EXERCISE BRIEF: Repeat every line of the material, character for character.

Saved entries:
-- begin --

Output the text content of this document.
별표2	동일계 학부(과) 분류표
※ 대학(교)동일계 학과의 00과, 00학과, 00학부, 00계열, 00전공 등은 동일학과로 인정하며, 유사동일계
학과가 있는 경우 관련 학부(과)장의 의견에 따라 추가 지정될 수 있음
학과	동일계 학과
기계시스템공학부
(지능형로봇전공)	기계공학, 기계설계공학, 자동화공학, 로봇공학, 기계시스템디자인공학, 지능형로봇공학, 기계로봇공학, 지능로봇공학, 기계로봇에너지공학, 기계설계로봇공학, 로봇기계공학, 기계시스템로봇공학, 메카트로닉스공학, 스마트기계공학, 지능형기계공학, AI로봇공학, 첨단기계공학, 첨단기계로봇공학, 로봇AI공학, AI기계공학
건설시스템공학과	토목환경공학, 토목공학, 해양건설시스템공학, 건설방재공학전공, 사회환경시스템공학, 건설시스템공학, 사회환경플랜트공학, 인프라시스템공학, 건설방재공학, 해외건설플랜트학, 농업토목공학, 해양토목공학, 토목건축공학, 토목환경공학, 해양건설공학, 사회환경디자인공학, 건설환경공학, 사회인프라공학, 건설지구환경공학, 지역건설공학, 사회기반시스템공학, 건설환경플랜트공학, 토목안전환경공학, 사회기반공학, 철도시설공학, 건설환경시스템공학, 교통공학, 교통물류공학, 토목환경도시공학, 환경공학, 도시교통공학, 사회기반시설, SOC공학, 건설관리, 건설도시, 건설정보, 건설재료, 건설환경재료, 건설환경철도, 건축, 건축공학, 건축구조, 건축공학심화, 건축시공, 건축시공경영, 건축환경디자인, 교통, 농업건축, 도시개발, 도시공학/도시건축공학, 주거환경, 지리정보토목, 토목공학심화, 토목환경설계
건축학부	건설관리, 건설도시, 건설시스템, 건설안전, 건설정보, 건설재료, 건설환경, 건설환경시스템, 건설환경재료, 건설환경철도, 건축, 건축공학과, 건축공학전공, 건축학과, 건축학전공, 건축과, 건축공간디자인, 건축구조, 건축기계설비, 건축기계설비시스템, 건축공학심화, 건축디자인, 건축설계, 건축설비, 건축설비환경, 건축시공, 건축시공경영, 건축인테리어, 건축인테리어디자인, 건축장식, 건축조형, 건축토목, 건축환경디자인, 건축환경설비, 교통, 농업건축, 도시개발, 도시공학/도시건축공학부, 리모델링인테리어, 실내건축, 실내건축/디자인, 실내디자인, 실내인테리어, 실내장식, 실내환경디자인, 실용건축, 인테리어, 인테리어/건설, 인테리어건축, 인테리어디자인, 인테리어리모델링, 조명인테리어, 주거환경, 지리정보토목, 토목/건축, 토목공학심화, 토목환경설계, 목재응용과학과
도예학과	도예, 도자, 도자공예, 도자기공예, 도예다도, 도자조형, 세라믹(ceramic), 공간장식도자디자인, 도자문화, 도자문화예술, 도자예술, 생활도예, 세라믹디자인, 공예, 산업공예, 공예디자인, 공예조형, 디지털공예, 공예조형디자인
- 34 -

-- end --

RESULT OF THIS TASK:
Output the text content of this document.
별표2	동일계 학부(과) 분류표
※ 대학(교)동일계 학과의 00과, 00학과, 00학부, 00계열, 00전공 등은 동일학과로 인정하며, 유사동일계
학과가 있는 경우 관련 학부(과)장의 의견에 따라 추가 지정될 수 있음
학과	동일계 학과
기계시스템공학부
(지능형로봇전공)	기계공학, 기계설계공학, 자동화공학, 로봇공학, 기계시스템디자인공학, 지능형로봇공학, 기계로봇공학, 지능로봇공학, 기계로봇에너지공학, 기계설계로봇공학, 로봇기계공학, 기계시스템로봇공학, 메카트로닉스공학, 스마트기계공학, 지능형기계공학, AI로봇공학, 첨단기계공학, 첨단기계로봇공학, 로봇AI공학, AI기계공학
건설시스템공학과	토목환경공학, 토목공학, 해양건설시스템공학, 건설방재공학전공, 사회환경시스템공학, 건설시스템공학, 사회환경플랜트공학, 인프라시스템공학, 건설방재공학, 해외건설플랜트학, 농업토목공학, 해양토목공학, 토목건축공학, 토목환경공학, 해양건설공학, 사회환경디자인공학, 건설환경공학, 사회인프라공학, 건설지구환경공학, 지역건설공학, 사회기반시스템공학, 건설환경플랜트공학, 토목안전환경공학, 사회기반공학, 철도시설공학, 건설환경시스템공학, 교통공학, 교통물류공학, 토목환경도시공학, 환경공학, 도시교통공학, 사회기반시설, SOC공학, 건설관리, 건설도시, 건설정보, 건설재료, 건설환경재료, 건설환경철도, 건축, 건축공학, 건축구조, 건축공학심화, 건축시공, 건축시공경영, 건축환경디자인, 교통, 농업건축, 도시개발, 도시공학/도시건축공학, 주거환경, 지리정보토목, 토목공학심화, 토목환경설계
건축학부	건설관리, 건설도시, 건설시스템, 건설안전, 건설정보, 건설재료, 건설환경, 건설환경시스템, 건설환경재료, 건설환경철도, 건축, 건축공학과, 건축공학전공, 건축학과, 건축학전공, 건축과, 건축공간디자인, 건축구조, 건축기계설비, 건축기계설비시스템, 건축공학심화, 건축디자인, 건축설계, 건축설비, 건축설비환경, 건축시공, 건축시공경영, 건축인테리어, 건축인테리어디자인, 건축장식, 건축조형, 건축토목, 건축환경디자인, 건축환경설비, 교통, 농업건축, 도시개발, 도시공학/도시건축공학부, 리모델링인테리어, 실내건축, 실내건축/디자인, 실내디자인, 실내인테리어, 실내장식, 실내환경디자인, 실용건축, 인테리어, 인테리어/건설, 인테리어건축, 인테리어디자인, 인테리어리모델링, 조명인테리어, 주거환경, 지리정보토목, 토목/건축, 토목공학심화, 토목환경설계, 목재응용과학과
도예학과	도예, 도자, 도자공예, 도자기공예, 도예다도, 도자조형, 세라믹(ceramic), 공간장식도자디자인, 도자문화, 도자문화예술, 도자예술, 생활도예, 세라믹디자인, 공예, 산업공예, 공예디자인, 공예조형, 디지털공예, 공예조형디자인
- 34 -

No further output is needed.